GIVEN DATA:
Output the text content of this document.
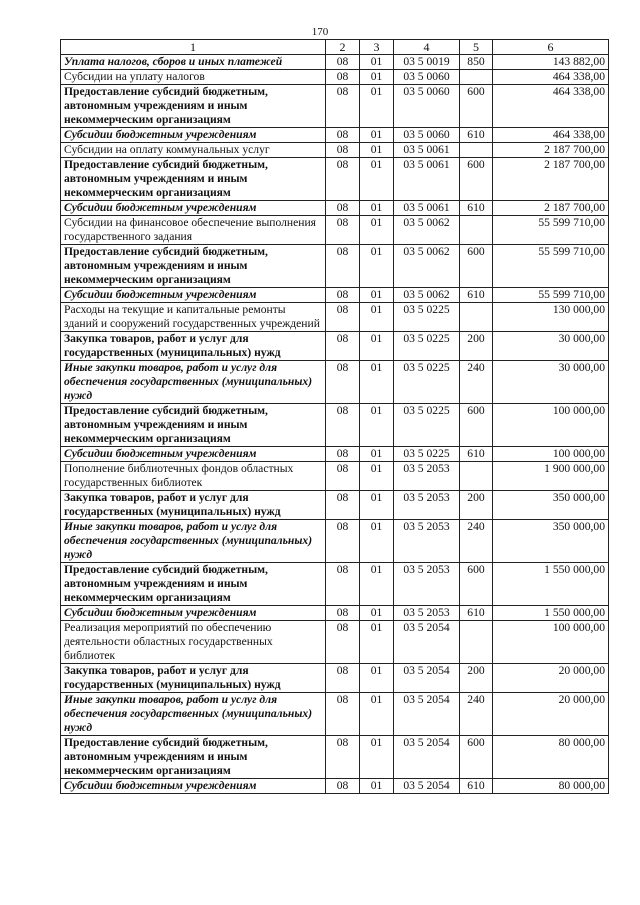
170
1	2	3	4	5	6
Уплата налогов, сборов и иных платежей	08	01	03 5 0019	850	143 882,00
Субсидии на уплату налогов	08	01	03 5 0060		464 338,00
Предоставление субсидий бюджетным, автономным учреждениям и иным некоммерческим организациям	08	01	03 5 0060	600	464 338,00
Субсидии бюджетным учреждениям	08	01	03 5 0060	610	464 338,00
Субсидии на оплату коммунальных услуг	08	01	03 5 0061		2 187 700,00
Предоставление субсидий бюджетным, автономным учреждениям и иным некоммерческим организациям	08	01	03 5 0061	600	2 187 700,00
Субсидии бюджетным учреждениям	08	01	03 5 0061	610	2 187 700,00
Субсидии на финансовое обеспечение выполнения государственного задания	08	01	03 5 0062		55 599 710,00
Предоставление субсидий бюджетным, автономным учреждениям и иным некоммерческим организациям	08	01	03 5 0062	600	55 599 710,00
Субсидии бюджетным учреждениям	08	01	03 5 0062	610	55 599 710,00
Расходы на текущие и капитальные ремонты зданий и сооружений государственных учреждений	08	01	03 5 0225		130 000,00
Закупка товаров, работ и услуг для государственных (муниципальных) нужд	08	01	03 5 0225	200	30 000,00
Иные закупки товаров, работ и услуг для обеспечения государственных (муниципальных) нужд	08	01	03 5 0225	240	30 000,00
Предоставление субсидий бюджетным, автономным учреждениям и иным некоммерческим организациям	08	01	03 5 0225	600	100 000,00
Субсидии бюджетным учреждениям	08	01	03 5 0225	610	100 000,00
Пополнение библиотечных фондов областных государственных библиотек	08	01	03 5 2053		1 900 000,00
Закупка товаров, работ и услуг для государственных (муниципальных) нужд	08	01	03 5 2053	200	350 000,00
Иные закупки товаров, работ и услуг для обеспечения государственных (муниципальных) нужд	08	01	03 5 2053	240	350 000,00
Предоставление субсидий бюджетным, автономным учреждениям и иным некоммерческим организациям	08	01	03 5 2053	600	1 550 000,00
Субсидии бюджетным учреждениям	08	01	03 5 2053	610	1 550 000,00
Реализация мероприятий по обеспечению деятельности областных государственных библиотек	08	01	03 5 2054		100 000,00
Закупка товаров, работ и услуг для государственных (муниципальных) нужд	08	01	03 5 2054	200	20 000,00
Иные закупки товаров, работ и услуг для обеспечения государственных (муниципальных) нужд	08	01	03 5 2054	240	20 000,00
Предоставление субсидий бюджетным, автономным учреждениям и иным некоммерческим организациям	08	01	03 5 2054	600	80 000,00
Субсидии бюджетным учреждениям	08	01	03 5 2054	610	80 000,00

EXERCISE INSTRUCTIONS:
Track down all lines above with the string "работ" and copy them.

ANSWER IN FULL:
Закупка товаров, работ и услуг для государственных (муниципальных) нужд	08	01	03 5 0225	200	30 000,00
Иные закупки товаров, работ и услуг для обеспечения государственных (муниципальных) нужд	08	01	03 5 0225	240	30 000,00
Закупка товаров, работ и услуг для государственных (муниципальных) нужд	08	01	03 5 2053	200	350 000,00
Иные закупки товаров, работ и услуг для обеспечения государственных (муниципальных) нужд	08	01	03 5 2053	240	350 000,00
Закупка товаров, работ и услуг для государственных (муниципальных) нужд	08	01	03 5 2054	200	20 000,00
Иные закупки товаров, работ и услуг для обеспечения государственных (муниципальных) нужд	08	01	03 5 2054	240	20 000,00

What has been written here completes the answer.